Report how many lines contain "Tone". Give the number and nothing else.

*TASK INPUTS*.
# # # #

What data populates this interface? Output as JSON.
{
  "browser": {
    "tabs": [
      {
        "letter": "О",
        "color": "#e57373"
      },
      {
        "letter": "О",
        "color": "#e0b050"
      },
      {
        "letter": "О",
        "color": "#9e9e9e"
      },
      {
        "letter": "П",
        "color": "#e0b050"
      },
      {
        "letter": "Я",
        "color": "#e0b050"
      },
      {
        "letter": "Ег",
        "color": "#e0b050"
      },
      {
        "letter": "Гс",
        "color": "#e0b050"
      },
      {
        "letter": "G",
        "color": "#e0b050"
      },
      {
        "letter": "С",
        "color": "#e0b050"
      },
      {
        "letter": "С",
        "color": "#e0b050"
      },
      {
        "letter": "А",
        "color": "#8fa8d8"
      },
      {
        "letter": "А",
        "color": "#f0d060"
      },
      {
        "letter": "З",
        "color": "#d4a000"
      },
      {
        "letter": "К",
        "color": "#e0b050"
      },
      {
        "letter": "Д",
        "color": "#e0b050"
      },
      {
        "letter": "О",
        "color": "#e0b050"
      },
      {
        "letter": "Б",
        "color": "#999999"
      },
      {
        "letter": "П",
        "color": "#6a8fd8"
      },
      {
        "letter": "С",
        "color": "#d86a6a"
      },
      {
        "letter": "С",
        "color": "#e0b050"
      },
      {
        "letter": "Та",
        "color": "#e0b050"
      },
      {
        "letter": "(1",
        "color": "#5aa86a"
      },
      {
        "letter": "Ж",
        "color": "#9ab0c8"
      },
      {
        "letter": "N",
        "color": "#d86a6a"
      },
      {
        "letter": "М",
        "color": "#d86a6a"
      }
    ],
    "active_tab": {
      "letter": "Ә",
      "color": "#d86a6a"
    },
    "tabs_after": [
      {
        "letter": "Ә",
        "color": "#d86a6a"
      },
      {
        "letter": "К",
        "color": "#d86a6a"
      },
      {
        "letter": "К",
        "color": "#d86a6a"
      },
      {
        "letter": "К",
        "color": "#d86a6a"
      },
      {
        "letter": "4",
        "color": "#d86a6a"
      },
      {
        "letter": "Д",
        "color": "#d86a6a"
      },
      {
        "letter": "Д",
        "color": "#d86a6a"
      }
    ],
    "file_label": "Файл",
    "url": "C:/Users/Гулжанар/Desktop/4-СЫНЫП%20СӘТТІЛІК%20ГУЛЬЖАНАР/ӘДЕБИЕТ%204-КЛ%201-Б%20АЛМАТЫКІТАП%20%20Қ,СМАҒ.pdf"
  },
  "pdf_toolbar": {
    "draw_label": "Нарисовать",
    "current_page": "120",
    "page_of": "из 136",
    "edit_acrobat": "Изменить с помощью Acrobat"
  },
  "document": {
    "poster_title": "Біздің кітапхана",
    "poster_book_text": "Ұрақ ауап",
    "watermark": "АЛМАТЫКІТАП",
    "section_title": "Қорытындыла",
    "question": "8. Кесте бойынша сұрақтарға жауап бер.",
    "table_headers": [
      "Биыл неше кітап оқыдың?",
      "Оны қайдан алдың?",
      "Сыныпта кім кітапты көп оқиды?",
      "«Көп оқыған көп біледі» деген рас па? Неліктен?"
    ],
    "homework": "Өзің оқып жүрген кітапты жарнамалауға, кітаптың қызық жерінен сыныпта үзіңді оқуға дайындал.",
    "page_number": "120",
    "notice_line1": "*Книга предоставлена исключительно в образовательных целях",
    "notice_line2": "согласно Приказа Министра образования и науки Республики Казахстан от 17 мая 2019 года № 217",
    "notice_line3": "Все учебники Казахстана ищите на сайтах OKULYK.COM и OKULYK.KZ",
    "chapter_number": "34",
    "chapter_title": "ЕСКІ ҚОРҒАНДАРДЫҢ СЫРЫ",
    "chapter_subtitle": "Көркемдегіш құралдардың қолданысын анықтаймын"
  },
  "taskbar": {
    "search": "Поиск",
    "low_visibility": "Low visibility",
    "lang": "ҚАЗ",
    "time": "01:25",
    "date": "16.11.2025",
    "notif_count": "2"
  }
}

# # # #

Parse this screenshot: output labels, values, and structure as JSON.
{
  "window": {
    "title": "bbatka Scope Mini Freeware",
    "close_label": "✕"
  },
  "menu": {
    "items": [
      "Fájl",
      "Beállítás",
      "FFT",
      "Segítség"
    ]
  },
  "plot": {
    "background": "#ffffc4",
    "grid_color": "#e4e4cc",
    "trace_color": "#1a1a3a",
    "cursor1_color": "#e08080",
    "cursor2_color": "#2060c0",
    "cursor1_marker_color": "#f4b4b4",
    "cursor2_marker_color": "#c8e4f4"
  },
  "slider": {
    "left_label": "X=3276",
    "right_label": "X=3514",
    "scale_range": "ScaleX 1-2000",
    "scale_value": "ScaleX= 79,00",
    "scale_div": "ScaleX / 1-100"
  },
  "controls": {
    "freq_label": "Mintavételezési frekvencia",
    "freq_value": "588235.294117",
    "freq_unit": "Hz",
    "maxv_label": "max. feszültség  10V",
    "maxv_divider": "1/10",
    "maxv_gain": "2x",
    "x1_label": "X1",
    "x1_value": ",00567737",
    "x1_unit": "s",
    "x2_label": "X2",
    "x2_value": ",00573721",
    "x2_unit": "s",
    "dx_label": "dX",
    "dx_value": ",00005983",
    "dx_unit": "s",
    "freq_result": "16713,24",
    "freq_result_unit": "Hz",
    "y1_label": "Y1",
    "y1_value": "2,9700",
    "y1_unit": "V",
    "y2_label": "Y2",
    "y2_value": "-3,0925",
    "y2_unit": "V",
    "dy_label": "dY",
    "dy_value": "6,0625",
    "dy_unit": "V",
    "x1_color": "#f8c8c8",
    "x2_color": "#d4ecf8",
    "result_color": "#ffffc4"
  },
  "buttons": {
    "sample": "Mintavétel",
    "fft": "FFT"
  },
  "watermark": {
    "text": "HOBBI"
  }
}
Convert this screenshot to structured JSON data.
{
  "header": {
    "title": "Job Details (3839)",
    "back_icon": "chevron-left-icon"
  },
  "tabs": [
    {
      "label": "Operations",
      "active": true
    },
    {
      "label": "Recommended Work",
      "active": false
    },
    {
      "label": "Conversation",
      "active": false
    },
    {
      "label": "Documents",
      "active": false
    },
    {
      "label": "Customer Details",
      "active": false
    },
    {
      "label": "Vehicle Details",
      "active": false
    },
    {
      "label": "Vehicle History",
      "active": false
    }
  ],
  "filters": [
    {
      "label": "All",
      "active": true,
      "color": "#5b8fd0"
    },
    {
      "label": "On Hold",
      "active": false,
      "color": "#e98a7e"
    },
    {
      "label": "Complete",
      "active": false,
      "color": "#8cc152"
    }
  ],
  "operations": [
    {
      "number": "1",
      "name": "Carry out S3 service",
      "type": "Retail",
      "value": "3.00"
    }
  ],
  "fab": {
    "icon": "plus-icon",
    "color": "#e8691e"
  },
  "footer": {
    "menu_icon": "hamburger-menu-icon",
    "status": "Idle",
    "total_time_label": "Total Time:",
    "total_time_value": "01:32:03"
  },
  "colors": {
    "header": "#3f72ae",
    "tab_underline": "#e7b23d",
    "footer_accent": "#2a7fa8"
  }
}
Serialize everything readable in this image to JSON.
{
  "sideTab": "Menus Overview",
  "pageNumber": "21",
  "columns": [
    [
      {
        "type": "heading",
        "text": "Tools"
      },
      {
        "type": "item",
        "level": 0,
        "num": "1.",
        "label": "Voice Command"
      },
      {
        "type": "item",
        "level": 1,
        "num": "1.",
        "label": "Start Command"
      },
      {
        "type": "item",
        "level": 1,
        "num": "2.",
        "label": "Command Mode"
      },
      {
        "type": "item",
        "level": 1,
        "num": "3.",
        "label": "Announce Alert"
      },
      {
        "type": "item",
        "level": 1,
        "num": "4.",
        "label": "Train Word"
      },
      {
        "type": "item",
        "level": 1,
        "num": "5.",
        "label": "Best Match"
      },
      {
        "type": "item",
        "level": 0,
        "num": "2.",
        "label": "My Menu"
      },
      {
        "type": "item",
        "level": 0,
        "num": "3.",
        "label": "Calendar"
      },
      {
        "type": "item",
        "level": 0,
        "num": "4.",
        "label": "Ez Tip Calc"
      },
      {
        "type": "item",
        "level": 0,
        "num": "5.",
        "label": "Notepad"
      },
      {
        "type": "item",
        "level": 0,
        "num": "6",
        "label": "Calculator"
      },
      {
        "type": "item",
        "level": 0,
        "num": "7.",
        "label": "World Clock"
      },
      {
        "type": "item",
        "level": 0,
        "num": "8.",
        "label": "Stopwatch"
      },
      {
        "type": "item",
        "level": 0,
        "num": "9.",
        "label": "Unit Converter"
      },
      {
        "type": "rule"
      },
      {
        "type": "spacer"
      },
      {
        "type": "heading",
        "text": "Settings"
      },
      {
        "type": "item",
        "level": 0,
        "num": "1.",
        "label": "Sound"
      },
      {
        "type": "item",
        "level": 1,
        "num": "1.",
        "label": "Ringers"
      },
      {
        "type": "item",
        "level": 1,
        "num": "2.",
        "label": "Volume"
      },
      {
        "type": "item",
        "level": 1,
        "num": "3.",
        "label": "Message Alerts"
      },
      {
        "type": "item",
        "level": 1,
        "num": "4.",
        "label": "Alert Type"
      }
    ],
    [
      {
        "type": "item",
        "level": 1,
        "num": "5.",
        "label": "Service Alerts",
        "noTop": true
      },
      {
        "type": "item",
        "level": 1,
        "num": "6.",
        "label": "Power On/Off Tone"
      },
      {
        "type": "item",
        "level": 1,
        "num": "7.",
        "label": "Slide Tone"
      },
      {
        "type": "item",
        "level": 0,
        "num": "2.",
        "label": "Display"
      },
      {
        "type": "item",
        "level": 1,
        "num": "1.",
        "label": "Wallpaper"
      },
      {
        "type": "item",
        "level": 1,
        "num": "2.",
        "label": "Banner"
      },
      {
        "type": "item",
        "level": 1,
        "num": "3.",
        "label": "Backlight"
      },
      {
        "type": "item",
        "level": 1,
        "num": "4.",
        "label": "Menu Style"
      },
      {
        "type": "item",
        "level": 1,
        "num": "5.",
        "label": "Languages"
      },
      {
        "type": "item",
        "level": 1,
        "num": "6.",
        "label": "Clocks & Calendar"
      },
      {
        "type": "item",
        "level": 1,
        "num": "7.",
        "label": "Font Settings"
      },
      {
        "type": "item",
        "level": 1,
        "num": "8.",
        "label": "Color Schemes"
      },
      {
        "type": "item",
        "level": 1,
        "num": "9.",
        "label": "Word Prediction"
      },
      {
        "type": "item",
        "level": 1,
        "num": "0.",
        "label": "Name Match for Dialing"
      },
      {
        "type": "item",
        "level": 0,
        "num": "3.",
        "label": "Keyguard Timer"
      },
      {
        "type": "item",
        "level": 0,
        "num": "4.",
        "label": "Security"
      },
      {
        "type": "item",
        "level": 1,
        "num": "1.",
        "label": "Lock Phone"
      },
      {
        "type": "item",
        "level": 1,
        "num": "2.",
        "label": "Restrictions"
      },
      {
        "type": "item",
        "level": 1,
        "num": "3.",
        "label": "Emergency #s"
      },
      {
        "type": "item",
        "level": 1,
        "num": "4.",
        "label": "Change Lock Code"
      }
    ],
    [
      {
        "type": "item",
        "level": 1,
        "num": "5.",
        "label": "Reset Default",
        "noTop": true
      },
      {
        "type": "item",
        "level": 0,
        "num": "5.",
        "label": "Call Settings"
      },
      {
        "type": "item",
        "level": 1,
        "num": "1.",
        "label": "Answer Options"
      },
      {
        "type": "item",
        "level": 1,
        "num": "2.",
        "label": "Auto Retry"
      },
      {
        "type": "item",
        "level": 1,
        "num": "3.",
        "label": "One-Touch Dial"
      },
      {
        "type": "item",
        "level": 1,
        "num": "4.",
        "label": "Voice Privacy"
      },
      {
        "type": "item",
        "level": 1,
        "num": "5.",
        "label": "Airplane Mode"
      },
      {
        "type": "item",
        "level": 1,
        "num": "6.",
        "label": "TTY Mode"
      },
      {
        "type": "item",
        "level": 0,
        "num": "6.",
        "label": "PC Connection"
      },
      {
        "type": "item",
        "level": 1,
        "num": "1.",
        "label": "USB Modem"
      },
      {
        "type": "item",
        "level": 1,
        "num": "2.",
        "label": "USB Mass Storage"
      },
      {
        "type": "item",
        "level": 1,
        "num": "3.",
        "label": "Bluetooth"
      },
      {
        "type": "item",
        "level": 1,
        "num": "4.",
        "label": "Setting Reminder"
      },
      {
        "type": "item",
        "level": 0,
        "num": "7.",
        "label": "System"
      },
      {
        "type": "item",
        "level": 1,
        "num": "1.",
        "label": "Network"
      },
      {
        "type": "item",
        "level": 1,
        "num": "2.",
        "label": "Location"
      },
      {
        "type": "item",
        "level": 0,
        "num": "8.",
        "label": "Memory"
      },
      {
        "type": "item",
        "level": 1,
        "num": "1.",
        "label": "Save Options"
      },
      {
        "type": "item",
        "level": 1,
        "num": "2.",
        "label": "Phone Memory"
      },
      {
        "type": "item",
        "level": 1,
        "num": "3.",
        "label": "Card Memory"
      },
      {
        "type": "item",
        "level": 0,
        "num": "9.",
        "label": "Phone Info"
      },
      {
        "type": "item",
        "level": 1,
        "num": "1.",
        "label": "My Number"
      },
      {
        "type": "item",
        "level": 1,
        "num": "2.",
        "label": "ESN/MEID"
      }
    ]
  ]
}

# # # #

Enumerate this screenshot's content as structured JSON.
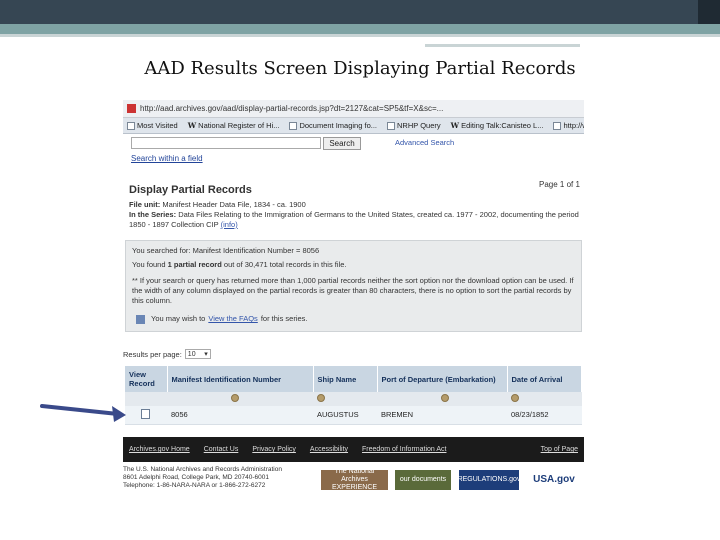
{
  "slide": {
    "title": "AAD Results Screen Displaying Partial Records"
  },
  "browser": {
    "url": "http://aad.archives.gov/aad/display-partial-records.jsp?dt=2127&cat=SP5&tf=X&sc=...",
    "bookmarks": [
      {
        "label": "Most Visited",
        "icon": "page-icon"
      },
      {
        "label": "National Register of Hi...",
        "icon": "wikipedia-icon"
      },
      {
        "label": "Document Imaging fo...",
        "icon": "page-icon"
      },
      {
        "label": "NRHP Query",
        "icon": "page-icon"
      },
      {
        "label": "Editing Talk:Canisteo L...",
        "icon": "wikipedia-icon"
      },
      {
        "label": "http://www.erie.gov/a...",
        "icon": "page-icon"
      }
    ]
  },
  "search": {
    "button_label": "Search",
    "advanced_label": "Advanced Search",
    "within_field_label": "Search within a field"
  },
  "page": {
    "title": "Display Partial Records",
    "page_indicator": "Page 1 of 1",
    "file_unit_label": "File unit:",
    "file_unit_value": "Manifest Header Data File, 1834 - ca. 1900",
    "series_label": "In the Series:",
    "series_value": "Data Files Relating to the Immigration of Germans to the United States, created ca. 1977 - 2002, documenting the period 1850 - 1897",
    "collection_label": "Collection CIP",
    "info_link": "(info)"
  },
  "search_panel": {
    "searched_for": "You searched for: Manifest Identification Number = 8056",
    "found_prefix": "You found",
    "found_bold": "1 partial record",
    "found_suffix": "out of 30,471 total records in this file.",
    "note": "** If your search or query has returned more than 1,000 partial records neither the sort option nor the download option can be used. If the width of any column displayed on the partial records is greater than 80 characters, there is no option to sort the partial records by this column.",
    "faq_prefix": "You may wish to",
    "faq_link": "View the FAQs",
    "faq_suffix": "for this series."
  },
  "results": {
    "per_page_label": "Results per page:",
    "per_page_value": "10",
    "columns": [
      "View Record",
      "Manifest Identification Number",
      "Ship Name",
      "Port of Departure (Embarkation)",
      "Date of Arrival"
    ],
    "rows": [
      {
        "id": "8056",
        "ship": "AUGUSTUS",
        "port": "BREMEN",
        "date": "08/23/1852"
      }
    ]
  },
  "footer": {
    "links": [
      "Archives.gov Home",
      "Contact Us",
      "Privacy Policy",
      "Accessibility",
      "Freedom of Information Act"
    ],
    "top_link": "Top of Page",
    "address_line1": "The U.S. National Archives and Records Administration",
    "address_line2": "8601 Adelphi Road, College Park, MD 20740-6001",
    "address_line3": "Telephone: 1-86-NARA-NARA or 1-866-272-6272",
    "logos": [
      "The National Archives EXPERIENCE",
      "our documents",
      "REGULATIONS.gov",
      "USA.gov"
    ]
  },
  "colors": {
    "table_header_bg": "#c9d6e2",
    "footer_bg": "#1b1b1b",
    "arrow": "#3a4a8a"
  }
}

# # # #

*COMPLETE RESPONSE*. 2